Without including any images, reproduce each entry exactly.

* * * * * * *

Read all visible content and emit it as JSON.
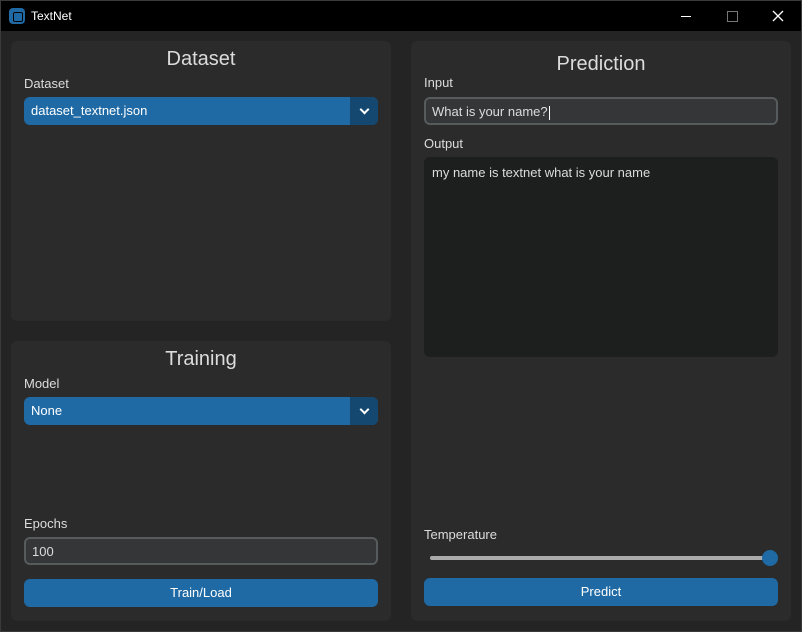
{
  "window": {
    "title": "TextNet"
  },
  "dataset_panel": {
    "title": "Dataset",
    "dataset_label": "Dataset",
    "dataset_selected": "dataset_textnet.json"
  },
  "training_panel": {
    "title": "Training",
    "model_label": "Model",
    "model_selected": "None",
    "epochs_label": "Epochs",
    "epochs_value": "100",
    "train_button": "Train/Load"
  },
  "prediction_panel": {
    "title": "Prediction",
    "input_label": "Input",
    "input_value": "What is your name?",
    "output_label": "Output",
    "output_value": "my name is textnet what is your name",
    "temperature_label": "Temperature",
    "temperature_value": 1.0,
    "predict_button": "Predict"
  },
  "colors": {
    "accent": "#1f6aa5",
    "accent_dark": "#144870",
    "panel_bg": "#2b2b2b",
    "window_bg": "#242424"
  }
}
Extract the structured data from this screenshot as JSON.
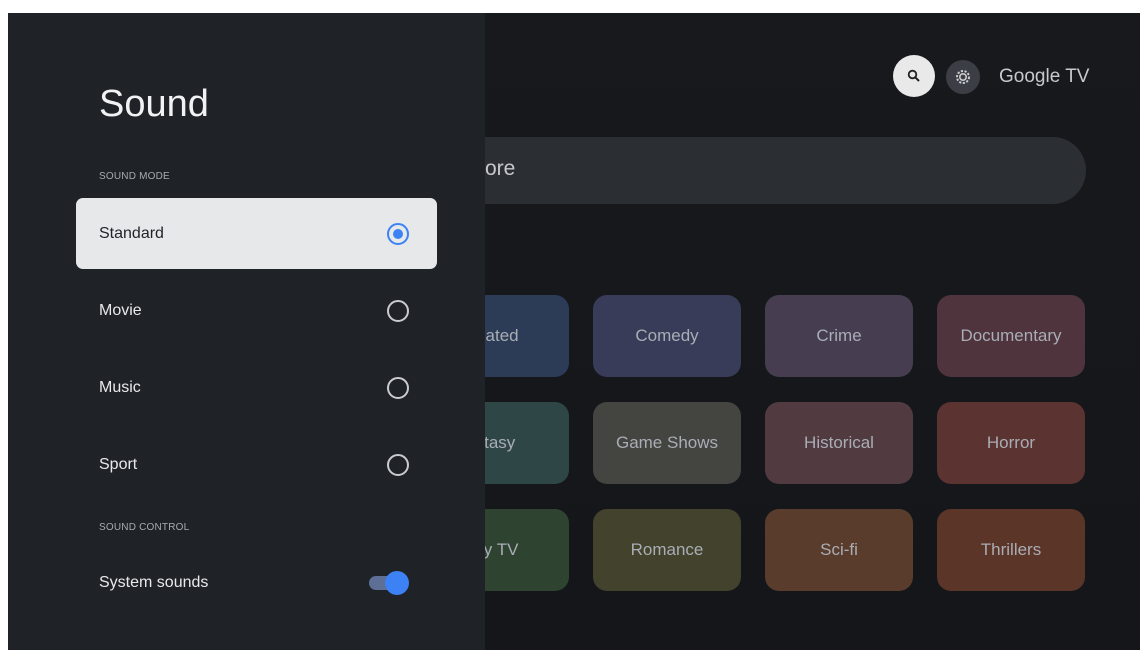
{
  "colors": {
    "accent": "#3c82f5",
    "panel_bg": "#1f2227",
    "selected_bg": "#e7e8ea"
  },
  "background": {
    "brand": "Google TV",
    "search_partial_text": "ore",
    "genres": [
      {
        "label": "mated",
        "color": "#2c3c57"
      },
      {
        "label": "Comedy",
        "color": "#393c58"
      },
      {
        "label": "Crime",
        "color": "#463d51"
      },
      {
        "label": "Documentary",
        "color": "#4f333d"
      },
      {
        "label": "ntasy",
        "color": "#2f4646"
      },
      {
        "label": "Game Shows",
        "color": "#444541"
      },
      {
        "label": "Historical",
        "color": "#513b40"
      },
      {
        "label": "Horror",
        "color": "#5b3331"
      },
      {
        "label": "lity TV",
        "color": "#2f4430"
      },
      {
        "label": "Romance",
        "color": "#43422d"
      },
      {
        "label": "Sci-fi",
        "color": "#5a3c2c"
      },
      {
        "label": "Thrillers",
        "color": "#5a3528"
      }
    ]
  },
  "panel": {
    "title": "Sound",
    "sound_mode_label": "SOUND MODE",
    "options": [
      {
        "label": "Standard",
        "selected": true
      },
      {
        "label": "Movie",
        "selected": false
      },
      {
        "label": "Music",
        "selected": false
      },
      {
        "label": "Sport",
        "selected": false
      }
    ],
    "sound_control_label": "SOUND CONTROL",
    "system_sounds_label": "System sounds",
    "system_sounds_on": true
  }
}
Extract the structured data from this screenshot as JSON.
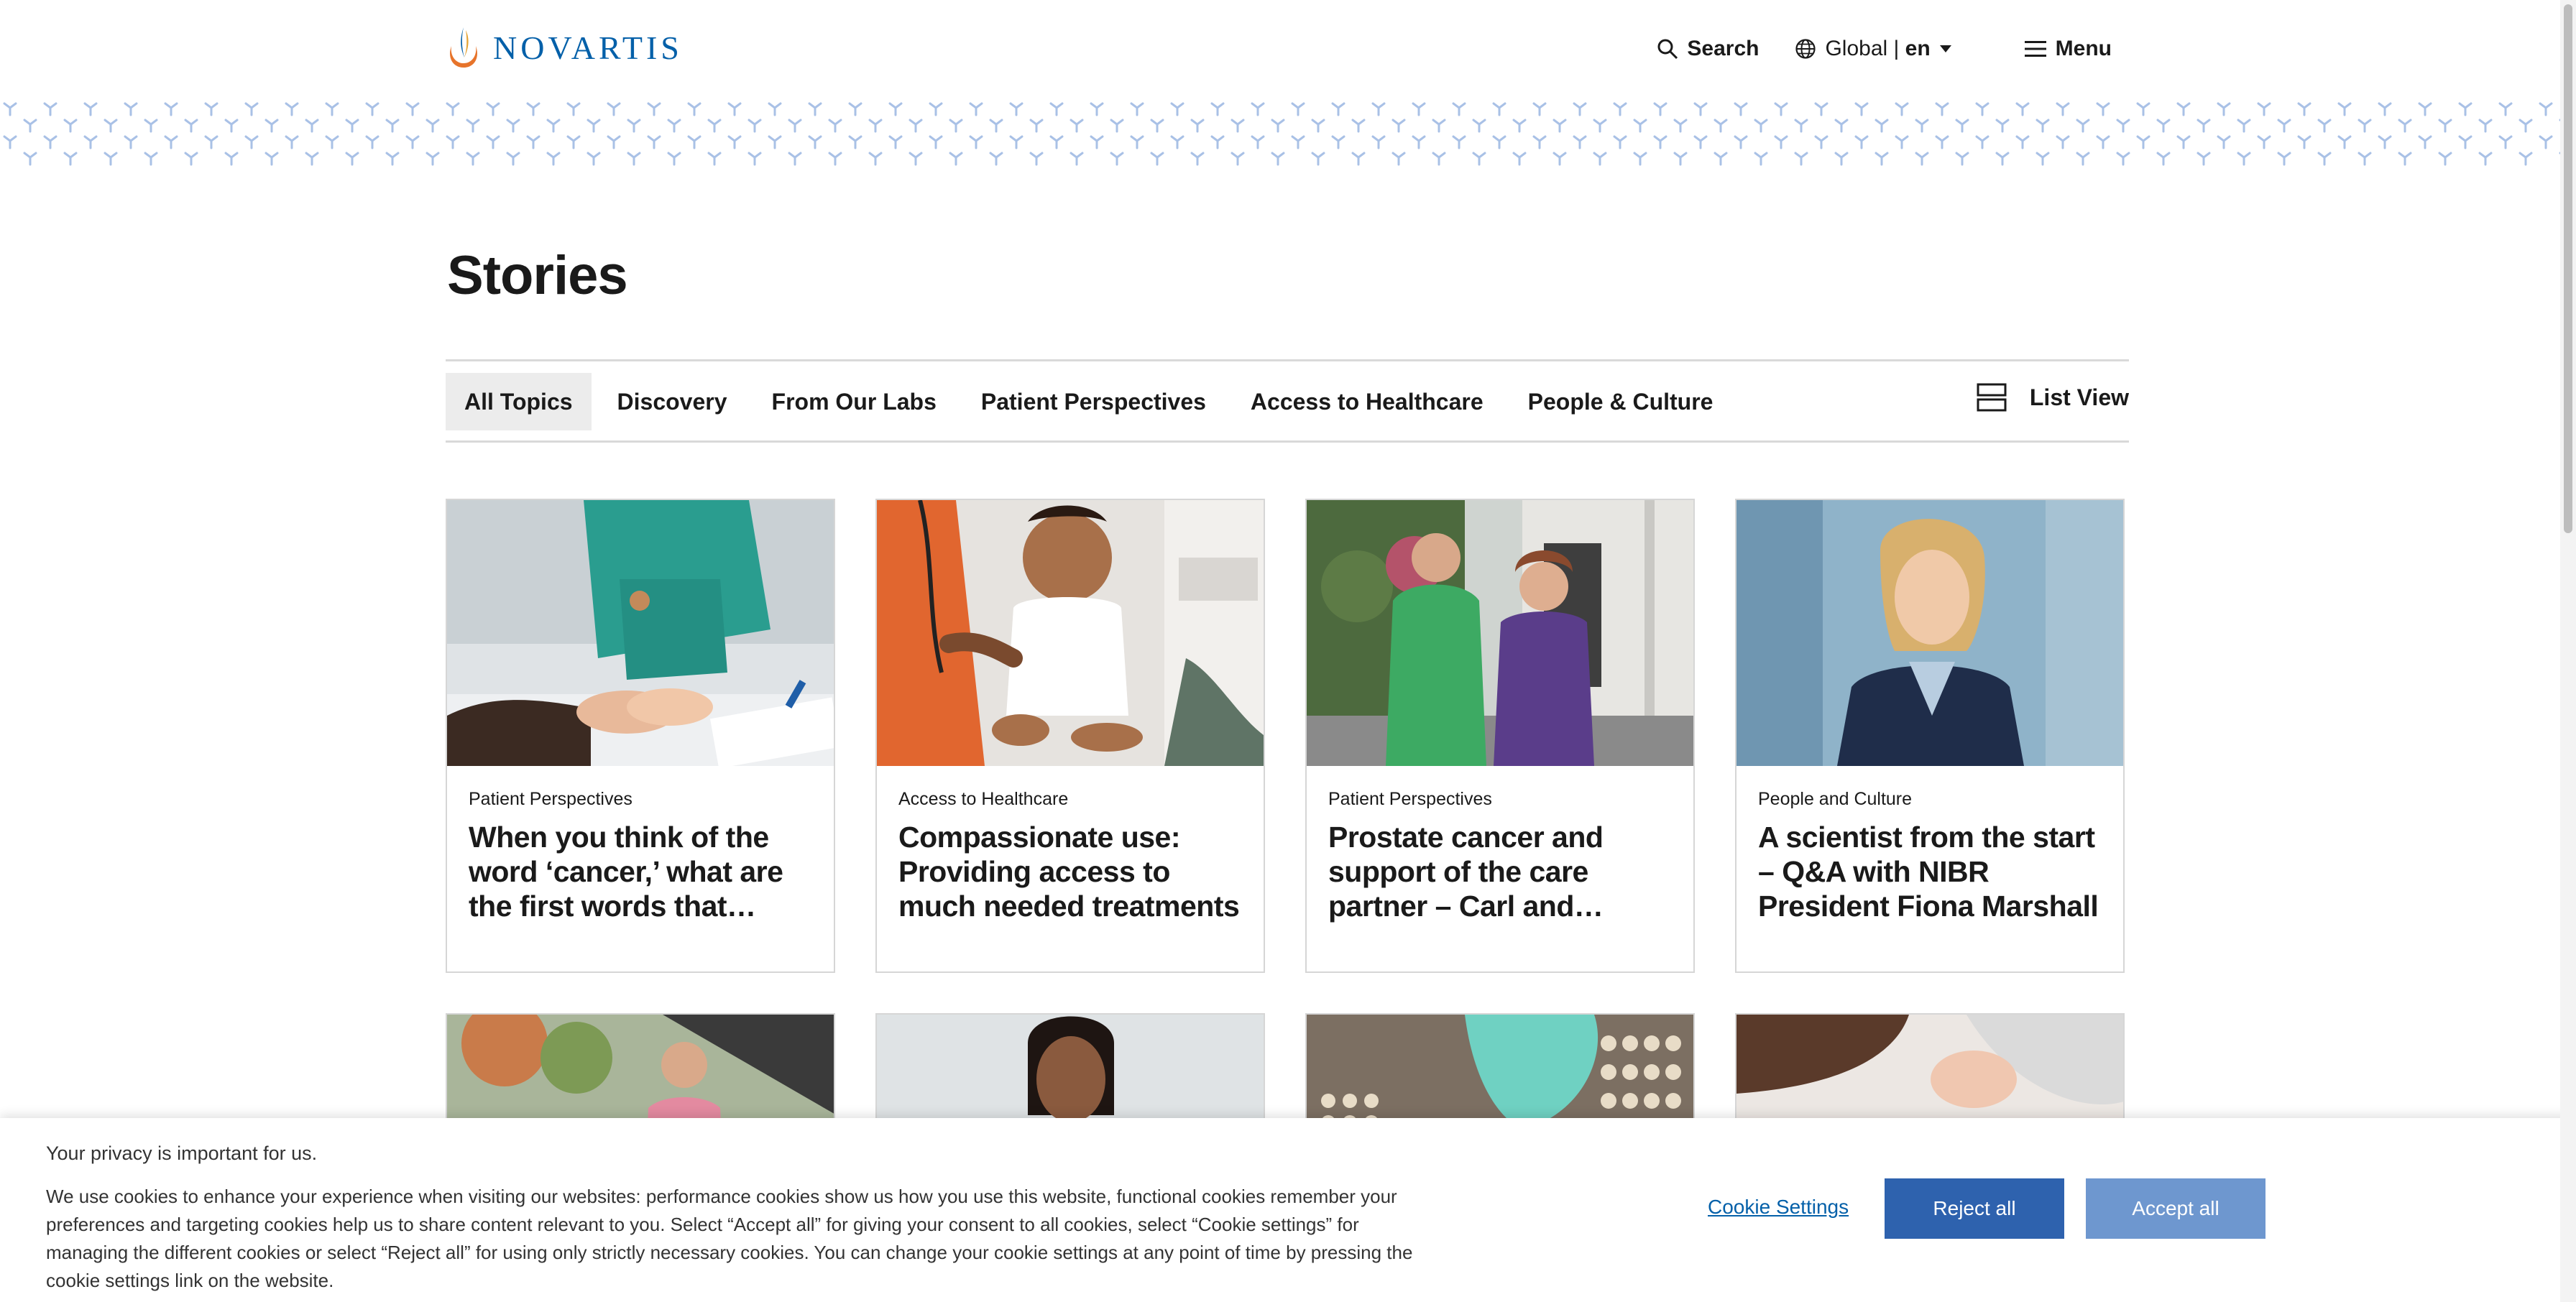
{
  "header": {
    "brand": "NOVARTIS",
    "search_label": "Search",
    "region_label": "Global | ",
    "language": "en",
    "menu_label": "Menu"
  },
  "page": {
    "title": "Stories"
  },
  "tabs": [
    {
      "label": "All Topics",
      "active": true
    },
    {
      "label": "Discovery"
    },
    {
      "label": "From Our Labs"
    },
    {
      "label": "Patient Perspectives"
    },
    {
      "label": "Access to Healthcare"
    },
    {
      "label": "People & Culture"
    }
  ],
  "view_toggle": {
    "label": "List View"
  },
  "cards": [
    {
      "category": "Patient Perspectives",
      "title": "When you think of the word ‘cancer,’ what are the first words that spring to mind?"
    },
    {
      "category": "Access to Healthcare",
      "title": "Compassionate use: Providing access to much needed treatments"
    },
    {
      "category": "Patient Perspectives",
      "title": "Prostate cancer and sup­port of the care partner – Carl and Arlene’s story"
    },
    {
      "category": "People and Culture",
      "title": "A scientist from the start – Q&A with NIBR President Fiona Marshall"
    }
  ],
  "cookie": {
    "heading": "Your privacy is important for us.",
    "body": "We use cookies to enhance your experience when visiting our websites: performance cookies show us how you use this website, functional cookies remember your preferences and targeting cookies help us to share content relevant to you. Select “Accept all” for giving your consent to all cookies, select “Cookie settings” for managing the different cookies or select “Reject all” for using only strictly necessary cookies. You can change your cookie settings at any point of time by pressing the cookie settings link on the website.",
    "settings_label": "Cookie Settings",
    "reject_label": "Reject all",
    "accept_label": "Accept all"
  },
  "colors": {
    "brand_blue": "#0460a9",
    "reject_button": "#2e62ae",
    "accept_button": "#6e97cf",
    "pattern": "#a9c1e6"
  }
}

* * * * * * *

Solution below:
Read all visible content and emit it as JSON.
{
  "window": {
    "title": "TextNet"
  },
  "dataset_panel": {
    "title": "Dataset",
    "dataset_label": "Dataset",
    "dataset_selected": "dataset_textnet.json"
  },
  "training_panel": {
    "title": "Training",
    "model_label": "Model",
    "model_selected": "None",
    "epochs_label": "Epochs",
    "epochs_value": "100",
    "train_button": "Train/Load"
  },
  "prediction_panel": {
    "title": "Prediction",
    "input_label": "Input",
    "input_value": "What is your name?",
    "output_label": "Output",
    "output_value": "my name is textnet what is your name",
    "temperature_label": "Temperature",
    "temperature_value": 1.0,
    "predict_button": "Predict"
  },
  "colors": {
    "accent": "#1f6aa5",
    "accent_dark": "#144870",
    "panel_bg": "#2b2b2b",
    "window_bg": "#242424"
  }
}
Extract the structured data from this screenshot as JSON.
{
  "colors": {
    "accent": "#3c82f5",
    "panel_bg": "#1f2227",
    "selected_bg": "#e7e8ea"
  },
  "background": {
    "brand": "Google TV",
    "search_partial_text": "ore",
    "genres": [
      {
        "label": "mated",
        "color": "#2c3c57"
      },
      {
        "label": "Comedy",
        "color": "#393c58"
      },
      {
        "label": "Crime",
        "color": "#463d51"
      },
      {
        "label": "Documentary",
        "color": "#4f333d"
      },
      {
        "label": "ntasy",
        "color": "#2f4646"
      },
      {
        "label": "Game Shows",
        "color": "#444541"
      },
      {
        "label": "Historical",
        "color": "#513b40"
      },
      {
        "label": "Horror",
        "color": "#5b3331"
      },
      {
        "label": "lity TV",
        "color": "#2f4430"
      },
      {
        "label": "Romance",
        "color": "#43422d"
      },
      {
        "label": "Sci-fi",
        "color": "#5a3c2c"
      },
      {
        "label": "Thrillers",
        "color": "#5a3528"
      }
    ]
  },
  "panel": {
    "title": "Sound",
    "sound_mode_label": "SOUND MODE",
    "options": [
      {
        "label": "Standard",
        "selected": true
      },
      {
        "label": "Movie",
        "selected": false
      },
      {
        "label": "Music",
        "selected": false
      },
      {
        "label": "Sport",
        "selected": false
      }
    ],
    "sound_control_label": "SOUND CONTROL",
    "system_sounds_label": "System sounds",
    "system_sounds_on": true
  }
}
Extract the structured data from this screenshot as JSON.
{
  "header": {
    "brand": "NOVARTIS",
    "search_label": "Search",
    "region_label": "Global | ",
    "language": "en",
    "menu_label": "Menu"
  },
  "page": {
    "title": "Stories"
  },
  "tabs": [
    {
      "label": "All Topics",
      "active": true
    },
    {
      "label": "Discovery"
    },
    {
      "label": "From Our Labs"
    },
    {
      "label": "Patient Perspectives"
    },
    {
      "label": "Access to Healthcare"
    },
    {
      "label": "People & Culture"
    }
  ],
  "view_toggle": {
    "label": "List View"
  },
  "cards": [
    {
      "category": "Patient Perspectives",
      "title": "When you think of the word ‘cancer,’ what are the first words that spring to mind?"
    },
    {
      "category": "Access to Healthcare",
      "title": "Compassionate use: Providing access to much needed treatments"
    },
    {
      "category": "Patient Perspectives",
      "title": "Prostate cancer and sup­port of the care partner – Carl and Arlene’s story"
    },
    {
      "category": "People and Culture",
      "title": "A scientist from the start – Q&A with NIBR President Fiona Marshall"
    }
  ],
  "cookie": {
    "heading": "Your privacy is important for us.",
    "body": "We use cookies to enhance your experience when visiting our websites: performance cookies show us how you use this website, functional cookies remember your preferences and targeting cookies help us to share content relevant to you. Select “Accept all” for giving your consent to all cookies, select “Cookie settings” for managing the different cookies or select “Reject all” for using only strictly necessary cookies. You can change your cookie settings at any point of time by pressing the cookie settings link on the website.",
    "settings_label": "Cookie Settings",
    "reject_label": "Reject all",
    "accept_label": "Accept all"
  },
  "colors": {
    "brand_blue": "#0460a9",
    "reject_button": "#2e62ae",
    "accept_button": "#6e97cf",
    "pattern": "#a9c1e6"
  }
}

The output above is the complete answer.